* [Task brief]:
Count every line where "Всем" occurs. Give the total alone.

* [Data provided]:
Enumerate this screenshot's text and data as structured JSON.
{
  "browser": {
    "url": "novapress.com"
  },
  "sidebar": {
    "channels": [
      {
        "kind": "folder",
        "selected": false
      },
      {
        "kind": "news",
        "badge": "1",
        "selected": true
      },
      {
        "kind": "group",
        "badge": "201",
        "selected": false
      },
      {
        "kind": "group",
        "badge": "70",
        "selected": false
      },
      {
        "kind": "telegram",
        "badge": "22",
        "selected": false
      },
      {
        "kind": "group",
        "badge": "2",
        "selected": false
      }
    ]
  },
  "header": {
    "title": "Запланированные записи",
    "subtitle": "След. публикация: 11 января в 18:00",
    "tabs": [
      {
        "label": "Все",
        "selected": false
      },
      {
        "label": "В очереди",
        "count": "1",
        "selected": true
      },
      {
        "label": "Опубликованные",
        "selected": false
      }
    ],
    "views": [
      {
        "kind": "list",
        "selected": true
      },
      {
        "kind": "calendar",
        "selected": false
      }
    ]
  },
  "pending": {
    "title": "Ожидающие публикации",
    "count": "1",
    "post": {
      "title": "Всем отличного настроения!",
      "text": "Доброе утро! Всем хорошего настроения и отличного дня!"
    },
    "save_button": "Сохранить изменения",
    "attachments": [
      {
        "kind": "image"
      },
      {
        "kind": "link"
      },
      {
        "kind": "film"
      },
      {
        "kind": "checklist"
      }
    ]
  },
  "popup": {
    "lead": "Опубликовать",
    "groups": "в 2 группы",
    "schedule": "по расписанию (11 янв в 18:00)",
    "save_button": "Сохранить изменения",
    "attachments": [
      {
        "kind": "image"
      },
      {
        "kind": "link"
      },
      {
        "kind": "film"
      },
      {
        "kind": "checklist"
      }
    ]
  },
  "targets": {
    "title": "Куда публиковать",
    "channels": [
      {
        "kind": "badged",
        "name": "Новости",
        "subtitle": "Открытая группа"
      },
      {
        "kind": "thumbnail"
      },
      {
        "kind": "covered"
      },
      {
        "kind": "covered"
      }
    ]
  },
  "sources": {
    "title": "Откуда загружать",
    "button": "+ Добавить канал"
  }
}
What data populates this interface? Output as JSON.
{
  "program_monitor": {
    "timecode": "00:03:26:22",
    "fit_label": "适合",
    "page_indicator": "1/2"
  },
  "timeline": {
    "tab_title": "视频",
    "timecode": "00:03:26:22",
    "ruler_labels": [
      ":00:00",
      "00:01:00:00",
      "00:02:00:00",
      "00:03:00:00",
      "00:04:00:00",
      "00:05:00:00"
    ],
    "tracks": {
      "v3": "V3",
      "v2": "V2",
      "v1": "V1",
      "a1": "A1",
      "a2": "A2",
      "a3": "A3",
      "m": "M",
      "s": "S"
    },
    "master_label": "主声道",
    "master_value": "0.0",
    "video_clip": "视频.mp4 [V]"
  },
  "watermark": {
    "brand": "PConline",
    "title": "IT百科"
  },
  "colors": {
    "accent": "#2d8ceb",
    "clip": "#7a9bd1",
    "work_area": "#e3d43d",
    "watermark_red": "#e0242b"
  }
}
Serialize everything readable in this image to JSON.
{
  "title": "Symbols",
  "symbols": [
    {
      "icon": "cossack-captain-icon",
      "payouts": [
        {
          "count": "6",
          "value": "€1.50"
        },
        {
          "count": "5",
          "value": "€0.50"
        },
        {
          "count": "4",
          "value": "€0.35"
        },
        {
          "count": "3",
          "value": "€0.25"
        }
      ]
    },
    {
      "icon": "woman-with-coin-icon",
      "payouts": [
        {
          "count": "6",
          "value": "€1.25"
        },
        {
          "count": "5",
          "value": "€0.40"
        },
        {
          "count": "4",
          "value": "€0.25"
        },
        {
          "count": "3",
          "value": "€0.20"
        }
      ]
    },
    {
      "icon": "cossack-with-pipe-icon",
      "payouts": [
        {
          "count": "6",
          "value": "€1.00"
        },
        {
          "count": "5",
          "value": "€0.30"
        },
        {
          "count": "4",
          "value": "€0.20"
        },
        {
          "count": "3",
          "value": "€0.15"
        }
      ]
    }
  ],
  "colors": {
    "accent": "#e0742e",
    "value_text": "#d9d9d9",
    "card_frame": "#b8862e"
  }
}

* [Answer to this task]:
2